- [Stated task] Could you copy the entries from the line containing "List UI elements" through the line containing "nutrition-heading: Nutrition: <box>142", swapping "Preschool aged children" for "Preschoolers" and keeping everything else the same?

- [Stored rows]
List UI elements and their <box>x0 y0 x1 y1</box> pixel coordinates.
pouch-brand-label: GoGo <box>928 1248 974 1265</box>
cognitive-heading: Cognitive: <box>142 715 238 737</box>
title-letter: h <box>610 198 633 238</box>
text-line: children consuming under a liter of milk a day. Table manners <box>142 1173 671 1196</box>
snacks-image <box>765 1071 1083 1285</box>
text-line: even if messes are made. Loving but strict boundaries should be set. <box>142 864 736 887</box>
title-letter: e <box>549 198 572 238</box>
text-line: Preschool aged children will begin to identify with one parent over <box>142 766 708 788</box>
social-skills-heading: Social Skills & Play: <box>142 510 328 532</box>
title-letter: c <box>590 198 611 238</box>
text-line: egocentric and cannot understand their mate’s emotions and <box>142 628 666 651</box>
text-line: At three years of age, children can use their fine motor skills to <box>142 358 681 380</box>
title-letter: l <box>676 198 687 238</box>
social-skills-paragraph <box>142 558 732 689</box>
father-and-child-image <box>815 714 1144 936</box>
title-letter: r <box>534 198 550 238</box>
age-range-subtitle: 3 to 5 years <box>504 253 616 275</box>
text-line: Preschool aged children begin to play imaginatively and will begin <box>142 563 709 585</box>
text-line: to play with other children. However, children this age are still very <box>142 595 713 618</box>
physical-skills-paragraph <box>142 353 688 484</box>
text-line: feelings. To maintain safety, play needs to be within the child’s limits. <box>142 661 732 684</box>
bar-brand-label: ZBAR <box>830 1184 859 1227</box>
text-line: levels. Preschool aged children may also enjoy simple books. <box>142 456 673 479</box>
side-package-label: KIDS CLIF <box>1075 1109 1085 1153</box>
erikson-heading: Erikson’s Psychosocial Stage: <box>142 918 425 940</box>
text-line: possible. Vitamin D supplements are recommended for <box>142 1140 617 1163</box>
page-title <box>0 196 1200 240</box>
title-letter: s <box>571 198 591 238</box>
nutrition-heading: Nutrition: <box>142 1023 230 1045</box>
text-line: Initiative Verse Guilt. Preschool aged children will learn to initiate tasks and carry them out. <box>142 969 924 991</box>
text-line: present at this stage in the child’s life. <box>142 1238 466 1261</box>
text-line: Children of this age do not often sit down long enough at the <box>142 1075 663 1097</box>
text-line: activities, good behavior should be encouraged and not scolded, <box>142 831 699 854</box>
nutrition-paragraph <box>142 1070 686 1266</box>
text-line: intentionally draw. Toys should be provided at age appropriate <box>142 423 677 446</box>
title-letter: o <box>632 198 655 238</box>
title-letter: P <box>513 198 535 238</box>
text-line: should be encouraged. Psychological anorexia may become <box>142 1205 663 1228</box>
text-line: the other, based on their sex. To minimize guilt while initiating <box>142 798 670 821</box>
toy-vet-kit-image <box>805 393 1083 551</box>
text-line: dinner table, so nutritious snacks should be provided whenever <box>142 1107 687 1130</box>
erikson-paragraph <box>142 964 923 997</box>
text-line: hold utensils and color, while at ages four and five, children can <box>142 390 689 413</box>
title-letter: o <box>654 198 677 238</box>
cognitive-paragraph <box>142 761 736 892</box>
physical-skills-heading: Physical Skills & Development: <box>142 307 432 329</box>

...

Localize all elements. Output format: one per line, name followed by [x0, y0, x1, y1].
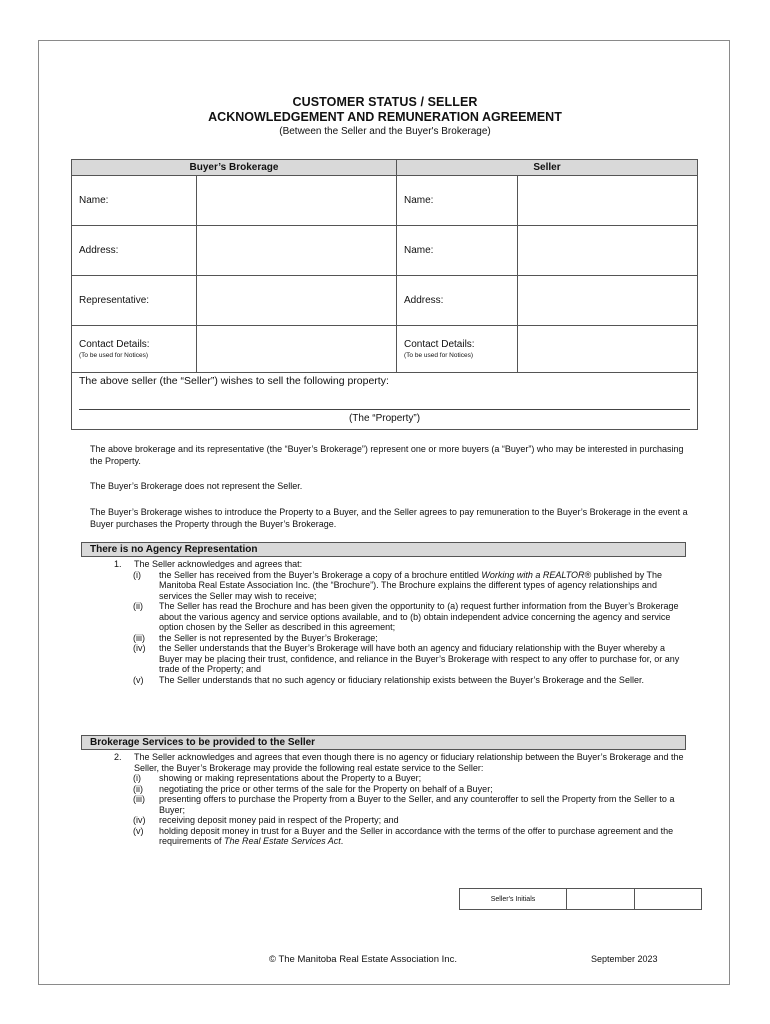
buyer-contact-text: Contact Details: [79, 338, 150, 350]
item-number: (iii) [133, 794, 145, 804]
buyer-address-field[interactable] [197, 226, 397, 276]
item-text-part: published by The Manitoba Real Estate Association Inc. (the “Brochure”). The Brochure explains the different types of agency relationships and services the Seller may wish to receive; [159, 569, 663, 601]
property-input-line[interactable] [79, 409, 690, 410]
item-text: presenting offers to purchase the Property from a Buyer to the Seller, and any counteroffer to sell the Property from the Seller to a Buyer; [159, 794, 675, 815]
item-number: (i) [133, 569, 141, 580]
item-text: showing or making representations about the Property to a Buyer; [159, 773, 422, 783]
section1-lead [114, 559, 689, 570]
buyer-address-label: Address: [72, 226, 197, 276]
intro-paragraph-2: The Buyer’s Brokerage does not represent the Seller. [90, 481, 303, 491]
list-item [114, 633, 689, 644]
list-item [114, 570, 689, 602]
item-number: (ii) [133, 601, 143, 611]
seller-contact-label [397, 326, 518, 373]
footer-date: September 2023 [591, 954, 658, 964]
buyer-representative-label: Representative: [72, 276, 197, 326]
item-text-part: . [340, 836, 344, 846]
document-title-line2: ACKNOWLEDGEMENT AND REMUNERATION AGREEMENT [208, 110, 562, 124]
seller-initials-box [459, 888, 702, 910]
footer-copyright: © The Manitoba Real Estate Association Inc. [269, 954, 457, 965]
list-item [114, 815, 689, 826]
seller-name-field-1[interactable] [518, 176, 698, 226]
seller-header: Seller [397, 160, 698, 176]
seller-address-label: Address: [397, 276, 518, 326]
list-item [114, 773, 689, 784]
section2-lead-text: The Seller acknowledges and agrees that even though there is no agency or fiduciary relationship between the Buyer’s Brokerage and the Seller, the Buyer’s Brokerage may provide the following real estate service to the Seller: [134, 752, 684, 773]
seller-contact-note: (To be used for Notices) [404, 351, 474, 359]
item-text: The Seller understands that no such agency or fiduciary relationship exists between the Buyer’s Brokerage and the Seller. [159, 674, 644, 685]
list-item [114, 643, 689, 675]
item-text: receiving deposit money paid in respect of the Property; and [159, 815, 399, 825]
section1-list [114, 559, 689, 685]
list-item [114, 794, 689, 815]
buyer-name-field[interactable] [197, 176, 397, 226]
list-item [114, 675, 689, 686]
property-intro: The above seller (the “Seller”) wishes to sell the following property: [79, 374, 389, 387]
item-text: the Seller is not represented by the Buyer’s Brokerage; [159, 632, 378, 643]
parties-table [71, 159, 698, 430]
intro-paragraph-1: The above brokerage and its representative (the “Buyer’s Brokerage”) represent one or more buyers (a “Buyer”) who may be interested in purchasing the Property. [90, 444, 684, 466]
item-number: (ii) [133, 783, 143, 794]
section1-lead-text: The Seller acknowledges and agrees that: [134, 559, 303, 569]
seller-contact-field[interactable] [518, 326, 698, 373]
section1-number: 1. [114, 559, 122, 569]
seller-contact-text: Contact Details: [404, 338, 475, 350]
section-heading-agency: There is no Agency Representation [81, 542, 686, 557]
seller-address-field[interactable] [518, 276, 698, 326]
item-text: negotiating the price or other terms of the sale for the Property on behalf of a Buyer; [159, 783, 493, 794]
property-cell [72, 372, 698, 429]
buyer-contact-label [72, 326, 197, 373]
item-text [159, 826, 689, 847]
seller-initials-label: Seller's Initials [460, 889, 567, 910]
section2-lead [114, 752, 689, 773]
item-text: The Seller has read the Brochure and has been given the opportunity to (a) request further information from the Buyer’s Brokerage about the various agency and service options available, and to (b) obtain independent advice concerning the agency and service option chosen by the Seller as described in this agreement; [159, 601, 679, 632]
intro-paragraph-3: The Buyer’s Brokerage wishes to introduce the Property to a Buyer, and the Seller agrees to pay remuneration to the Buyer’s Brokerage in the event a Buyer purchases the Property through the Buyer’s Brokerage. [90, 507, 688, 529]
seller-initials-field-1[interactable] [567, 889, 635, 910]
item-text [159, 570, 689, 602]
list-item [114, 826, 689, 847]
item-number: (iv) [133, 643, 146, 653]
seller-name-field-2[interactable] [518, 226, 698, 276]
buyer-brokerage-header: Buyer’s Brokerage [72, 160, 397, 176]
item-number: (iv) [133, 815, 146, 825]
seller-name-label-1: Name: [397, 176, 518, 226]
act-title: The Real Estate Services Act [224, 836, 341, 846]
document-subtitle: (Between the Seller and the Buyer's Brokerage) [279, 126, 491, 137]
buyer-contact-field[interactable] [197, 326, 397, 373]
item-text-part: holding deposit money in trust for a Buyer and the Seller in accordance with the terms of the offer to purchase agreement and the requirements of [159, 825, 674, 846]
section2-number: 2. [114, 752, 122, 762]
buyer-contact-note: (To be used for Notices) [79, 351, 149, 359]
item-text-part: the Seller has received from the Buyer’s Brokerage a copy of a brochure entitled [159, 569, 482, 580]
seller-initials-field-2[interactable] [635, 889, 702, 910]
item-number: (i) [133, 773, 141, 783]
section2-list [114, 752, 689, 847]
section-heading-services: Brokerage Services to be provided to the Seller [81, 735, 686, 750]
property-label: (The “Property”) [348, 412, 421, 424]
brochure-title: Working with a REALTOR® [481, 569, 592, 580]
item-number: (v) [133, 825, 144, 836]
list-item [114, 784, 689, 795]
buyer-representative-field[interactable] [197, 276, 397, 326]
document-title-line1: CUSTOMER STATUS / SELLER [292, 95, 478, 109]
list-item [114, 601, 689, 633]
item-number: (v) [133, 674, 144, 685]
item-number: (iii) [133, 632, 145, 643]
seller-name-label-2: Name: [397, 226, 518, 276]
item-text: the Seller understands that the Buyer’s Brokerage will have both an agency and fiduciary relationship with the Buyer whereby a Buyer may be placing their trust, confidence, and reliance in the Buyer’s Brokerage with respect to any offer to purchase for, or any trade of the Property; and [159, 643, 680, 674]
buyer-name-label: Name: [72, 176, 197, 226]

- [Result]
List UI elements and their <box>x0 y0 x1 y1</box> pixel coordinates.
pouch-brand-label: GoGo <box>928 1248 974 1265</box>
cognitive-heading: Cognitive: <box>142 715 238 737</box>
title-letter: h <box>610 198 633 238</box>
text-line: children consuming under a liter of milk a day. Table manners <box>142 1173 671 1196</box>
snacks-image <box>765 1071 1083 1285</box>
text-line: even if messes are made. Loving but strict boundaries should be set. <box>142 864 736 887</box>
title-letter: e <box>549 198 572 238</box>
text-line: Preschoolers will begin to identify with one parent over <box>142 766 708 788</box>
social-skills-heading: Social Skills & Play: <box>142 510 328 532</box>
title-letter: c <box>590 198 611 238</box>
text-line: egocentric and cannot understand their mate’s emotions and <box>142 628 666 651</box>
text-line: At three years of age, children can use their fine motor skills to <box>142 358 681 380</box>
title-letter: l <box>676 198 687 238</box>
social-skills-paragraph <box>142 558 732 689</box>
father-and-child-image <box>815 714 1144 936</box>
title-letter: r <box>534 198 550 238</box>
age-range-subtitle: 3 to 5 years <box>504 253 616 275</box>
text-line: Preschoolers begin to play imaginatively and will begin <box>142 563 709 585</box>
text-line: to play with other children. However, children this age are still very <box>142 595 713 618</box>
physical-skills-paragraph <box>142 353 688 484</box>
text-line: feelings. To maintain safety, play needs to be within the child’s limits. <box>142 661 732 684</box>
bar-brand-label: ZBAR <box>830 1184 859 1227</box>
text-line: levels. Preschoolers may also enjoy simple books. <box>142 456 673 479</box>
side-package-label: KIDS CLIF <box>1075 1109 1085 1153</box>
erikson-heading: Erikson’s Psychosocial Stage: <box>142 918 425 940</box>
text-line: possible. Vitamin D supplements are recommended for <box>142 1140 617 1163</box>
page-title <box>0 196 1200 240</box>
title-letter: s <box>571 198 591 238</box>
nutrition-heading: Nutrition: <box>142 1023 230 1045</box>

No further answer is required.